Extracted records
>>>

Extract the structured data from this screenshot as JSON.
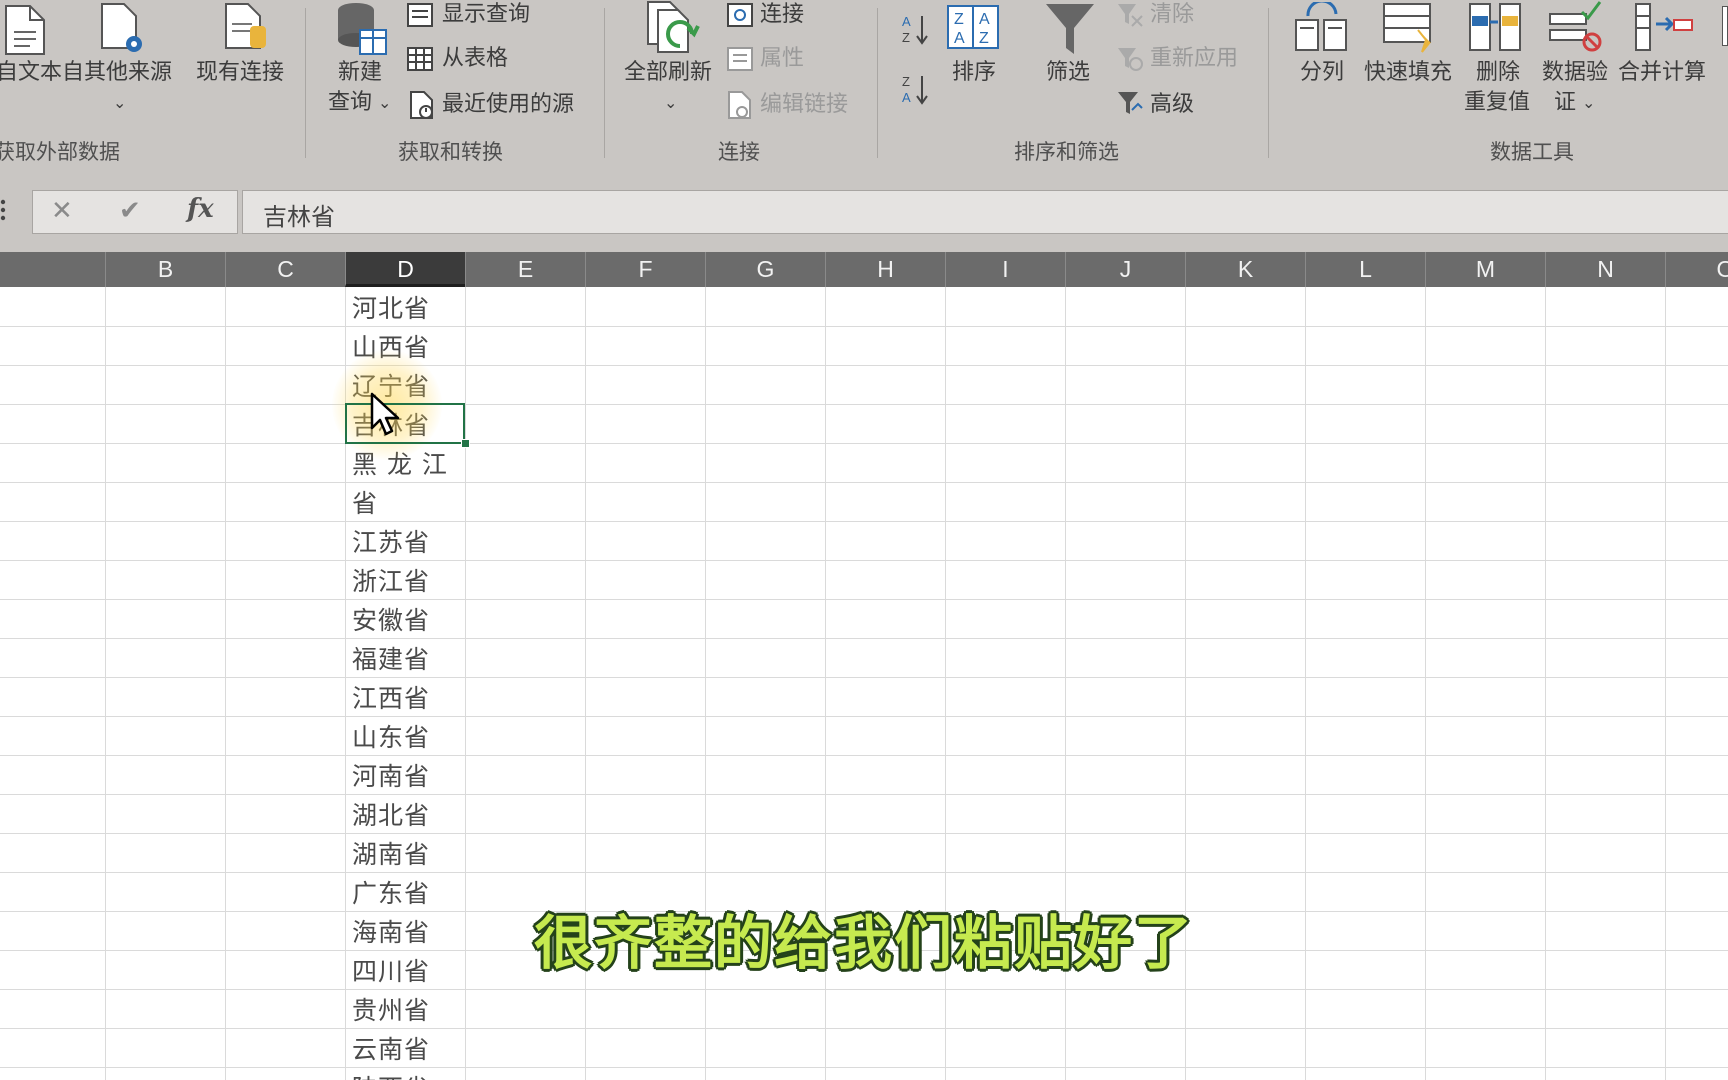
{
  "ribbon": {
    "get_external": {
      "from_text": "自文本",
      "other_sources": "自其他来源",
      "existing_conn": "现有连接",
      "group": "获取外部数据"
    },
    "get_transform": {
      "new_query_1": "新建",
      "new_query_2": "查询",
      "show_queries": "显示查询",
      "from_table": "从表格",
      "recent_sources": "最近使用的源",
      "group": "获取和转换"
    },
    "connections": {
      "refresh_all": "全部刷新",
      "connections": "连接",
      "properties": "属性",
      "edit_links": "编辑链接",
      "group": "连接"
    },
    "sort_filter": {
      "sort": "排序",
      "filter": "筛选",
      "clear": "清除",
      "reapply": "重新应用",
      "advanced": "高级",
      "group": "排序和筛选"
    },
    "data_tools": {
      "text_to_columns": "分列",
      "flash_fill": "快速填充",
      "remove_dup_1": "删除",
      "remove_dup_2": "重复值",
      "validation_1": "数据验",
      "validation_2": "证",
      "consolidate": "合并计算",
      "group": "数据工具"
    }
  },
  "formula_bar": {
    "cancel_glyph": "✕",
    "enter_glyph": "✔",
    "fx": "fx",
    "value": "吉林省"
  },
  "columns": [
    "B",
    "C",
    "D",
    "E",
    "F",
    "G",
    "H",
    "I",
    "J",
    "K",
    "L",
    "M",
    "N",
    "O"
  ],
  "selected_column": "D",
  "cells": [
    "河北省",
    "山西省",
    "辽宁省",
    "吉林省",
    "黑 龙 江",
    "省",
    "江苏省",
    "浙江省",
    "安徽省",
    "福建省",
    "江西省",
    "山东省",
    "河南省",
    "湖北省",
    "湖南省",
    "广东省",
    "海南省",
    "四川省",
    "贵州省",
    "云南省",
    "陕西省"
  ],
  "subtitle": "很齐整的给我们粘贴好了",
  "colors": {
    "ribbon_bg": "#c9c6c3",
    "header_bg": "#6b6b6b",
    "selection_border": "#217346",
    "subtitle_fill": "#c6ea4f",
    "subtitle_outline": "#24421a"
  }
}
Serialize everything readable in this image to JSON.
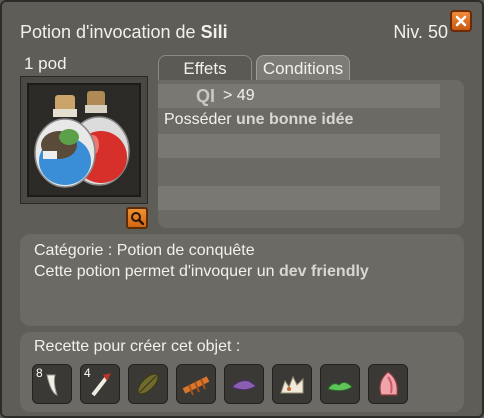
{
  "header": {
    "title_prefix": "Potion d'invocation de",
    "title_name": "Sili",
    "level": "Niv. 50"
  },
  "item": {
    "weight": "1 pod"
  },
  "tabs": [
    {
      "label": "Effets"
    },
    {
      "label": "Conditions"
    }
  ],
  "conditions": [
    {
      "stat": "QI",
      "op_value": "> 49"
    },
    {
      "prefix": "Posséder",
      "highlight": "une bonne idée"
    }
  ],
  "description": {
    "category": "Catégorie : Potion de conquête",
    "text_prefix": "Cette potion permet d'invoquer un",
    "text_highlight": "dev friendly"
  },
  "recipe": {
    "label": "Recette pour créer cet objet :",
    "ingredients": [
      {
        "icon": "tooth-icon",
        "qty": "8"
      },
      {
        "icon": "quill-bone-icon",
        "qty": "4"
      },
      {
        "icon": "seed-icon",
        "qty": ""
      },
      {
        "icon": "orange-bark-icon",
        "qty": ""
      },
      {
        "icon": "purple-leather-icon",
        "qty": ""
      },
      {
        "icon": "eggshell-icon",
        "qty": ""
      },
      {
        "icon": "green-moss-icon",
        "qty": ""
      },
      {
        "icon": "pink-ear-icon",
        "qty": ""
      }
    ]
  },
  "colors": {
    "close_button": "#e27227",
    "panel": "#6c6a64",
    "window": "#5f5d57"
  }
}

<<<

Required work: Print out the material word for word, omitting the pictures.

Answer below:
Extract the structured data from this screenshot as JSON.
{
  "ribbon": {
    "get_external": {
      "from_text": "自文本",
      "other_sources": "自其他来源",
      "existing_conn": "现有连接",
      "group": "获取外部数据"
    },
    "get_transform": {
      "new_query_1": "新建",
      "new_query_2": "查询",
      "show_queries": "显示查询",
      "from_table": "从表格",
      "recent_sources": "最近使用的源",
      "group": "获取和转换"
    },
    "connections": {
      "refresh_all": "全部刷新",
      "connections": "连接",
      "properties": "属性",
      "edit_links": "编辑链接",
      "group": "连接"
    },
    "sort_filter": {
      "sort": "排序",
      "filter": "筛选",
      "clear": "清除",
      "reapply": "重新应用",
      "advanced": "高级",
      "group": "排序和筛选"
    },
    "data_tools": {
      "text_to_columns": "分列",
      "flash_fill": "快速填充",
      "remove_dup_1": "删除",
      "remove_dup_2": "重复值",
      "validation_1": "数据验",
      "validation_2": "证",
      "consolidate": "合并计算",
      "group": "数据工具"
    }
  },
  "formula_bar": {
    "cancel_glyph": "✕",
    "enter_glyph": "✔",
    "fx": "fx",
    "value": "吉林省"
  },
  "columns": [
    "B",
    "C",
    "D",
    "E",
    "F",
    "G",
    "H",
    "I",
    "J",
    "K",
    "L",
    "M",
    "N",
    "O"
  ],
  "selected_column": "D",
  "cells": [
    "河北省",
    "山西省",
    "辽宁省",
    "吉林省",
    "黑 龙 江",
    "省",
    "江苏省",
    "浙江省",
    "安徽省",
    "福建省",
    "江西省",
    "山东省",
    "河南省",
    "湖北省",
    "湖南省",
    "广东省",
    "海南省",
    "四川省",
    "贵州省",
    "云南省",
    "陕西省"
  ],
  "subtitle": "很齐整的给我们粘贴好了",
  "colors": {
    "ribbon_bg": "#c9c6c3",
    "header_bg": "#6b6b6b",
    "selection_border": "#217346",
    "subtitle_fill": "#c6ea4f",
    "subtitle_outline": "#24421a"
  }
}
Serialize everything readable in this image to JSON.
{
  "header": {
    "title_prefix": "Potion d'invocation de",
    "title_name": "Sili",
    "level": "Niv. 50"
  },
  "item": {
    "weight": "1 pod"
  },
  "tabs": [
    {
      "label": "Effets"
    },
    {
      "label": "Conditions"
    }
  ],
  "conditions": [
    {
      "stat": "QI",
      "op_value": "> 49"
    },
    {
      "prefix": "Posséder",
      "highlight": "une bonne idée"
    }
  ],
  "description": {
    "category": "Catégorie : Potion de conquête",
    "text_prefix": "Cette potion permet d'invoquer un",
    "text_highlight": "dev friendly"
  },
  "recipe": {
    "label": "Recette pour créer cet objet :",
    "ingredients": [
      {
        "icon": "tooth-icon",
        "qty": "8"
      },
      {
        "icon": "quill-bone-icon",
        "qty": "4"
      },
      {
        "icon": "seed-icon",
        "qty": ""
      },
      {
        "icon": "orange-bark-icon",
        "qty": ""
      },
      {
        "icon": "purple-leather-icon",
        "qty": ""
      },
      {
        "icon": "eggshell-icon",
        "qty": ""
      },
      {
        "icon": "green-moss-icon",
        "qty": ""
      },
      {
        "icon": "pink-ear-icon",
        "qty": ""
      }
    ]
  },
  "colors": {
    "close_button": "#e27227",
    "panel": "#6c6a64",
    "window": "#5f5d57"
  }
}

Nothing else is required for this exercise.